• Material supplied:

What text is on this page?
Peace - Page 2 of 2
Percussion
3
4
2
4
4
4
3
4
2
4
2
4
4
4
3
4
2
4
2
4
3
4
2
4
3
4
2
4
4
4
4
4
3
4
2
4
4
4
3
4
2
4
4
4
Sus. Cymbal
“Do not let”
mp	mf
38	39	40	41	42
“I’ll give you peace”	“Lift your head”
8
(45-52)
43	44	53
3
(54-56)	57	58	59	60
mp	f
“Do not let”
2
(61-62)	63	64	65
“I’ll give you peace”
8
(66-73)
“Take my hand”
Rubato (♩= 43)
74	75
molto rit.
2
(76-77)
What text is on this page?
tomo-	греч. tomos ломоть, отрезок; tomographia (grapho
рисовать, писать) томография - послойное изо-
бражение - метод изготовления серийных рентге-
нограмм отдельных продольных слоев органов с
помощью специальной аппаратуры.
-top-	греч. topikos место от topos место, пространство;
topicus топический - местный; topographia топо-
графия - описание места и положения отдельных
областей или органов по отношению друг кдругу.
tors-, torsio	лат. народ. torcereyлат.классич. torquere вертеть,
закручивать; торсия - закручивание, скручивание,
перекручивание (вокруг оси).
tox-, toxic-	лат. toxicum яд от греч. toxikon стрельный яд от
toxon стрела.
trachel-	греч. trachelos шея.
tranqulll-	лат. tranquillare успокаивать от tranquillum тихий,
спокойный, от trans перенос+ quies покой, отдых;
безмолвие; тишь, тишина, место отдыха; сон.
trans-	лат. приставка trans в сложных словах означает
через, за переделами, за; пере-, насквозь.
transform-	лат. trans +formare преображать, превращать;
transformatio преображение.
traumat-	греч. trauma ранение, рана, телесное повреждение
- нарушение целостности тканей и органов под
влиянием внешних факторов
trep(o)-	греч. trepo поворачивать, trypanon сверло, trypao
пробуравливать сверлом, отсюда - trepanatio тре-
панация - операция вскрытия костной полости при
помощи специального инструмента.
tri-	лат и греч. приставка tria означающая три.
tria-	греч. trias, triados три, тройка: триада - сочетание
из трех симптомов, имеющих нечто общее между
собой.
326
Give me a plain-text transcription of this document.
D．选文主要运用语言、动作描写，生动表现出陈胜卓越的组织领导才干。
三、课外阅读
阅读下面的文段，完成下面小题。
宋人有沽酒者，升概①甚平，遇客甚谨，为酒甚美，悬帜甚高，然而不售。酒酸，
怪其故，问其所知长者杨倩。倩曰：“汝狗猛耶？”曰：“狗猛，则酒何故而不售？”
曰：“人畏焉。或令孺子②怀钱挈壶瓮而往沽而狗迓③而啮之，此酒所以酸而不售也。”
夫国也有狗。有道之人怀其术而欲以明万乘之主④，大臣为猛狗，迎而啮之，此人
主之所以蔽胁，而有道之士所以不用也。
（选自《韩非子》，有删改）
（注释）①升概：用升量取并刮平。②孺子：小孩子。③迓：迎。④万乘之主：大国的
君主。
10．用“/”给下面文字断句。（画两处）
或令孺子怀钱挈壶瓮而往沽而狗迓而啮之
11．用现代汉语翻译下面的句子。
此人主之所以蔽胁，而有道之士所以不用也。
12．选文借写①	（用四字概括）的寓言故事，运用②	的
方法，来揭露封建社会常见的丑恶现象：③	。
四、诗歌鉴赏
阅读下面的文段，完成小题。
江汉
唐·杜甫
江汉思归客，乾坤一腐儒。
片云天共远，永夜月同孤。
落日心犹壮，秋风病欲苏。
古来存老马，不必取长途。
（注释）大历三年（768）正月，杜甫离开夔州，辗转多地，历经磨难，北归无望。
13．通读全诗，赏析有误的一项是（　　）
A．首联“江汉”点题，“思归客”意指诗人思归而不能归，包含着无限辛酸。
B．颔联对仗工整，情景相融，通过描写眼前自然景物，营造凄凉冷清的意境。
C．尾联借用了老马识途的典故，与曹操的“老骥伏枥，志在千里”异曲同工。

• The exercise:
Where a line holds "而有道之士所以不用也", copy it out.

• Output for this exercise:
主之所以蔽胁，而有道之士所以不用也。
此人主之所以蔽胁，而有道之士所以不用也。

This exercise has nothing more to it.